▶ Short problem
In the forum post about the '72 P bass, what made the poster hope the rest of the guitar might be more or less genuine, despite its condition? Answer in one to three sentences.

▶ Excerpt
────────────────

Help identifying (hopefully) '72 P bass

Discussion in 'Basses [BG]' started by HenLo, Jun 21, 2020.

  1. HenLo


    Jun 16, 2020
    Hi all,

    First time poster (though long time lurker).

    So, long story short: last week I picked up what I was told was, for want of a better word, the remains of a 72 p bass. At the time I had no idea what was more or less likely to be genuine - all in parts, horribly broken neck, heavily scarred body, but pickups looked the real thing, and neck stamp at least gave some hope that the rest of the guitar might be more or less genuine. Seller had picked it up as parts from someone who was moving home: apparently it had laid in a cupboard, in parts, for at least 30 years.

    Got it home, and here's what I found:

    - Neck: completely broken (see pic) but looks genuine. Heel stamped Sep 197-something (could be 2), with what looks like a "B" following. Tuners check out, though one's been changed for a Hipshot at some point.

────────────────

▶ Entries shown

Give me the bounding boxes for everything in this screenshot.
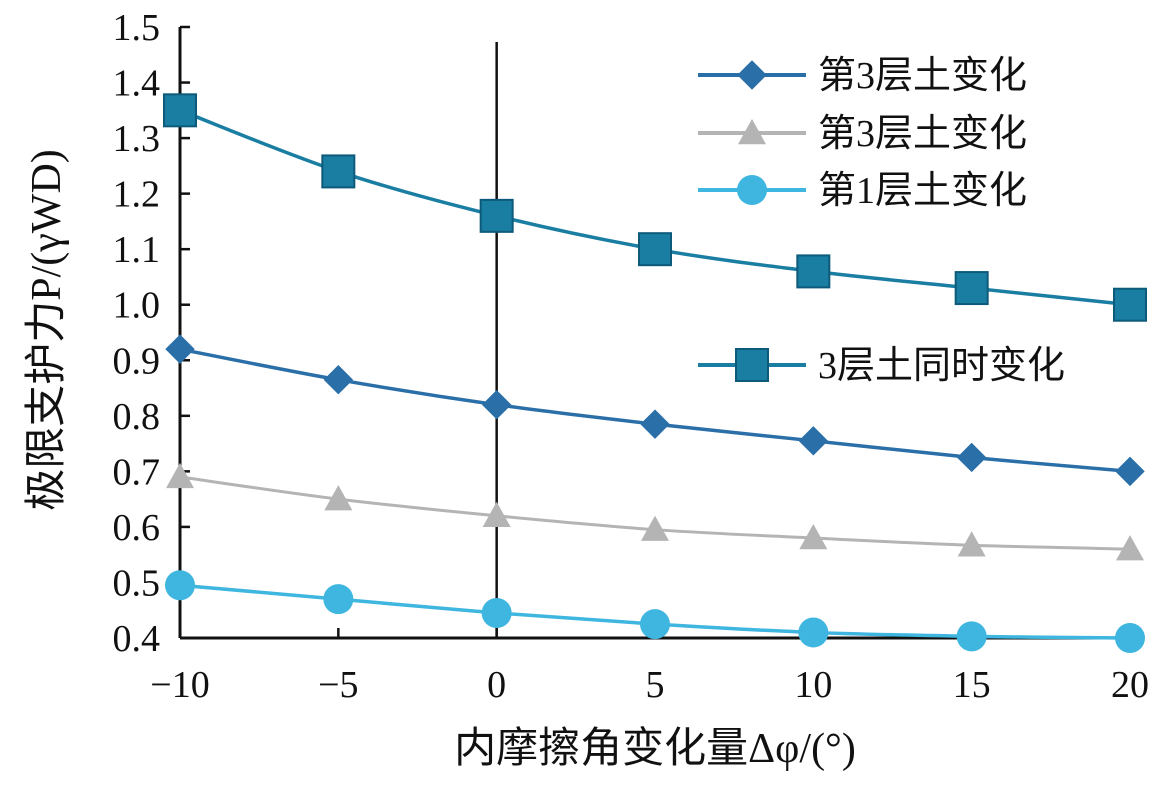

────────────────

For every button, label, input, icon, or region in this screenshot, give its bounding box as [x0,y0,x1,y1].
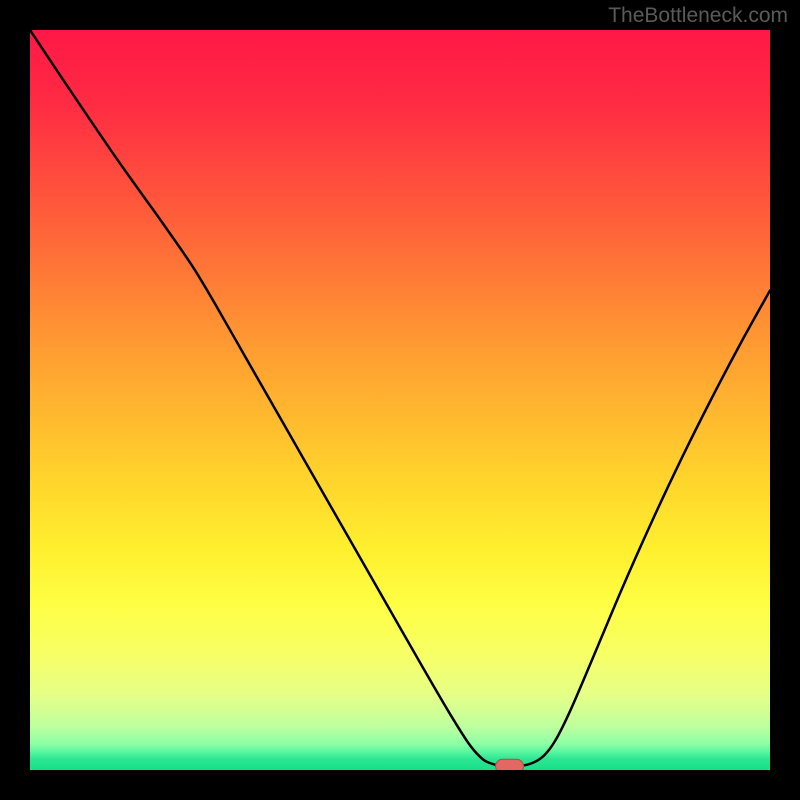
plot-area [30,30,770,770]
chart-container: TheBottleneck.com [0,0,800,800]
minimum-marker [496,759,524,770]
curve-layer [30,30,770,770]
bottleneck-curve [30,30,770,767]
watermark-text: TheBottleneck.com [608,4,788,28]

────────────────

▶ Task answer
The pickups looked like the real thing, and the stamp on the neck gave some hope that the rest of the guitar was more or less genuine. This was true even though it came in parts, with a badly broken neck and a heavily scarred body.